START Supplied text

Fifteen years after their oneseason run of “The Flash” on CBS, they have returned to DC Comics’ scarlet speedster.
Bilson and DeMeo, who have been writing partners since college in California, created “The Flash,” “The Sentinel” and other television shows and wrote “The Rocketeer” for the big screen. More recently, they have written and developed video games for Electronic Arts. Now they’ve returned to “linear fiction,” as Bilson puts it, writing two comic-book series for DC: “The Flash: Fastest Man Alive” and the upcoming “Red Menace.”
“The Flash” was the first to hit stands: The series launched in June. But it wasn’t until after the deal to write “Red Menace” was made that Bilson and DeMeo got a call from DC asking if they’d be interested in writing “The Flash.”
“I’m sure that somebody thought, well, it would be kind of a cool idea to have the guys that did the TV show back in the day write the book,” Bilson said.
He and DeMeo have great affection for the character of the Flash and for DC in general, Bilson said. “It was very easy for us to say yes.”
 The two had some homework to do, though. The TV series, which was released on DVD at the start of this year, featured police scientist Barry Allen as the Flash. In the comics, there has been a succession of Flashes: “The Flash: Fastest Man Alive” establishes Bart Allen, the grandson of Barry, as the latest scarlet-clad hero to race down crime.
“We definitely had a lot of catching up to do because we hadn’t been reading ‘The Flash’ in a long time,” Bilson said. And Bart’s history is more than a bit convoluted: Born in the future and raised in a virtual-reality environment, he was then brought to the present and became Impulse, a young superhero known for leaping before looking. But he has grown up fast — literally — with the events of the recent “Infinite Crisis” miniseries aging him four years.

END Supplied text
START Dataset content

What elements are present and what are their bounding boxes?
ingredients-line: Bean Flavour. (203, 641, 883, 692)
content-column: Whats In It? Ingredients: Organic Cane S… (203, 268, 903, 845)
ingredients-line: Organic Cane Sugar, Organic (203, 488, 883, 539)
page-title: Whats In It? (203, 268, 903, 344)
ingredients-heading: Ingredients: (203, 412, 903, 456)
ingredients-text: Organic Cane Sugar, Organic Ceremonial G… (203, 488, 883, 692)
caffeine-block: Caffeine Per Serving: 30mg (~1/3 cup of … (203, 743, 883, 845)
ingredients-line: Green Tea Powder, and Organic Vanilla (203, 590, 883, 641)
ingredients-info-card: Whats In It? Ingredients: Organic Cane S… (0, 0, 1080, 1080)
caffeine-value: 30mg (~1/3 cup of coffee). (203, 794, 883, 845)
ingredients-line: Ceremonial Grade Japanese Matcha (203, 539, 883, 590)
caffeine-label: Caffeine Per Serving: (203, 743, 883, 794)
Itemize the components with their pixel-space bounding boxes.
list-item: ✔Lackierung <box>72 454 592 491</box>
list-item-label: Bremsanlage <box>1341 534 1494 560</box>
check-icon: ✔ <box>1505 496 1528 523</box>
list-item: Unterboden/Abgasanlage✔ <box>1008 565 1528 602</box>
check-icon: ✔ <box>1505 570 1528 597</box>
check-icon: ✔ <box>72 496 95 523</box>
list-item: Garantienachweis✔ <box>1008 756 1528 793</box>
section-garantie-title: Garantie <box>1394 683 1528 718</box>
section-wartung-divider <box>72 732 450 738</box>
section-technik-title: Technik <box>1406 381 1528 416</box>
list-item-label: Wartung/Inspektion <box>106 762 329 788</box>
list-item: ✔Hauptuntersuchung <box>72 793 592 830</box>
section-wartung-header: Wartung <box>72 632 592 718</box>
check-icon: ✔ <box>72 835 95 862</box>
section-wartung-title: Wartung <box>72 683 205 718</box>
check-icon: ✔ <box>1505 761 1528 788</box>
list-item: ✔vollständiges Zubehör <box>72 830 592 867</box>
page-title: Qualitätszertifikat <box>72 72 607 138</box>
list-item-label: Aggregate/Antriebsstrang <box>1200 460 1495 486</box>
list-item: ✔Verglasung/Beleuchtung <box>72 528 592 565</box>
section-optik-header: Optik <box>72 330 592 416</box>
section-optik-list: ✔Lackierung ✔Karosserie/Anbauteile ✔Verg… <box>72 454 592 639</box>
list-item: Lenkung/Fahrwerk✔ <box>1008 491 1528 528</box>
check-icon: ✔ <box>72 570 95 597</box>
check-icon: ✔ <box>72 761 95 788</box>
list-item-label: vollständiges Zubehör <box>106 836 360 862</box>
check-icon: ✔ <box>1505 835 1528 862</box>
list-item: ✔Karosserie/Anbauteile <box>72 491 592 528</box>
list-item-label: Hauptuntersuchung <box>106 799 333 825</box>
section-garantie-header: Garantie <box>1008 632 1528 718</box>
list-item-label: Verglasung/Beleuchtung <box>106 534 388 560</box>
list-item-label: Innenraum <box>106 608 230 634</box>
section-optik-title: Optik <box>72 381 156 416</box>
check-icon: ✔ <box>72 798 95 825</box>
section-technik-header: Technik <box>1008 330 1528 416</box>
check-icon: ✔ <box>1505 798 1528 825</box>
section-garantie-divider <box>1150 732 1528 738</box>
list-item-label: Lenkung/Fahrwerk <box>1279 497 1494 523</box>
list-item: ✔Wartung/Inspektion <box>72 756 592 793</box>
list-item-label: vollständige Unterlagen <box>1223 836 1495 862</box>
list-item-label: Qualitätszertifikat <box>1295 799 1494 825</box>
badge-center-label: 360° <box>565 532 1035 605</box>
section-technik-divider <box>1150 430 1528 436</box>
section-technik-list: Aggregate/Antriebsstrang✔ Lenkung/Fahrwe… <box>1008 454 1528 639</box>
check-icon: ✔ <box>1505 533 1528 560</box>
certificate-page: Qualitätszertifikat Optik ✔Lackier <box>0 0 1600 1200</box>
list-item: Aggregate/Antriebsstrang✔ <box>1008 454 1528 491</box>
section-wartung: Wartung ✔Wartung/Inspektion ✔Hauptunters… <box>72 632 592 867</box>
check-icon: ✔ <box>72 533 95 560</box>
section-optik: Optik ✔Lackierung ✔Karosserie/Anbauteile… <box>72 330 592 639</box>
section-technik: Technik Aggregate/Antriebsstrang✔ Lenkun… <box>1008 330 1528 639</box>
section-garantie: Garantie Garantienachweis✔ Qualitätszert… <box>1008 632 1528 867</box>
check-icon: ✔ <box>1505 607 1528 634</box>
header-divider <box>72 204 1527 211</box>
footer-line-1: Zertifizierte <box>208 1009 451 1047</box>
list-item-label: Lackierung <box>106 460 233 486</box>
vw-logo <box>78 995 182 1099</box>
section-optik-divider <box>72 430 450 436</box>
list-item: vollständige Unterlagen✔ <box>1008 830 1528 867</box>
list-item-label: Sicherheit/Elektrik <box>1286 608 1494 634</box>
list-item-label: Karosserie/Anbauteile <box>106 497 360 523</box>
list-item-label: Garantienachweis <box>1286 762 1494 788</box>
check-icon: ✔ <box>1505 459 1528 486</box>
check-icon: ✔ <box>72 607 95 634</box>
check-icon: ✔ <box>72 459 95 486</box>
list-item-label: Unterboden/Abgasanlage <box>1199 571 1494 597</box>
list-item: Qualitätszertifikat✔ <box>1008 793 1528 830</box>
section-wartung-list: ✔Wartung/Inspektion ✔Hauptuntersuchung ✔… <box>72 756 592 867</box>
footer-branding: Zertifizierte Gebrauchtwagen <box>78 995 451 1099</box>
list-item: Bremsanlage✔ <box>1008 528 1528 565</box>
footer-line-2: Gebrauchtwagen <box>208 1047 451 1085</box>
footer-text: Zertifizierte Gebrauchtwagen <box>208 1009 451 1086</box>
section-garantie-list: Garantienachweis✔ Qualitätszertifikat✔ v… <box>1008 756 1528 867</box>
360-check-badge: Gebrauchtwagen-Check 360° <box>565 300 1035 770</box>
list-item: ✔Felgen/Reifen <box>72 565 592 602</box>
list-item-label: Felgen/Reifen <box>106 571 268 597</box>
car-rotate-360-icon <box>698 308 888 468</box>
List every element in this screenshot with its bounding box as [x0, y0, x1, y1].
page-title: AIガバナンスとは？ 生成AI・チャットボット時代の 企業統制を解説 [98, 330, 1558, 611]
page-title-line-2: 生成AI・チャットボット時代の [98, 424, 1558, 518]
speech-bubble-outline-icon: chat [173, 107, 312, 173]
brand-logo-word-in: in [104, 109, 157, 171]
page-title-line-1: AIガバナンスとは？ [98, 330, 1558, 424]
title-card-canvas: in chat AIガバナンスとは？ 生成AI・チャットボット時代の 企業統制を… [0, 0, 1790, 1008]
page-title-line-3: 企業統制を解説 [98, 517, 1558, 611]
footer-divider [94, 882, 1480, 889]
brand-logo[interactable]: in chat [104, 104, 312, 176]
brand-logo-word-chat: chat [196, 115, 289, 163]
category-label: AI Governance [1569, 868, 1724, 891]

END Dataset content

Goals
**A.** In two sentences, summarize the text about Bilson and DeMeo's return to the Flash.
**B.** According to the text about Bilson and DeMeo's return to the Flash, which miniseries aged Bart Allen by four years?
**C.** Carry on the text about Bilson and DeMeo's return to the Flash from its final sentence.
The records were taken from a separate source.

Results by task
**A.** Bilson and DeMeo, who created "The Flash" television series for CBS fifteen years earlier, are now writing two DC comic-book series, "The Flash: Fastest Man Alive" and the upcoming "Red Menace," after DC approached them about the Flash once the "Red Menace" deal was made. Because they had not read the comic in a long time, they had to catch up on its succession of Flashes, including the convoluted history of Bart Allen, Barry Allen's grandson and the newest Flash.

**B.** The "Infinite Crisis" miniseries aged him four years.

**C.**
Bart, for now, is a reluctant hero. “He’s pretty scared about what’s going on with the speed force and his body and his lack of control and his aging and all of that,” Bilson said.
But look for Bart to embrace the role of hero as he recaptures some of his old spirit, Bilson said. “It hasn’t come into play yet in our books, but one of the things we like — and we’re going there — is there’s a certain joy in being the Flash. There’s a certain amount of joy in running fast and speeding past the villains.”
Bart will face villains old and new as the Flash. One of Bart’s former foes, Inertia, “is sort of lurking in the shadows,” Bilson said, and a favorite member of the Flash’s rogues gallery will bust out of prison and cause problems for Bart in an upcoming story arc.
Bilson expects their other title, “Red Menace,” to begin in November. A six-issue miniseries published by DC’s Wildstorm imprint and illustrated by Jerry Ordway, it’s set in the McCarthy era of the 1950s. It focuses on the Eagle, a hero who becomes blacklisted because of his alleged Communist ties, and a young man with powers who looks to the Eagle to mentor him.
For “Red Menace,” the writing duo has become a trio. Adam Brody, who plays comicbook geek Seth Cohen on Fox’s “The OC,” is helping write “Red Menace.” Brody is the onscreen and off-screen boyfriend of Bilson’s daughter, Rachel, who plays Summer on the TV series.
Bilson said Brody is a comicbook fan in real life, though not to the degree the character of Seth is. “It has been a really good collaboration,” Bilson said. “He’s really held up his own as a writer on this. He’s been an integral part of the writing process.”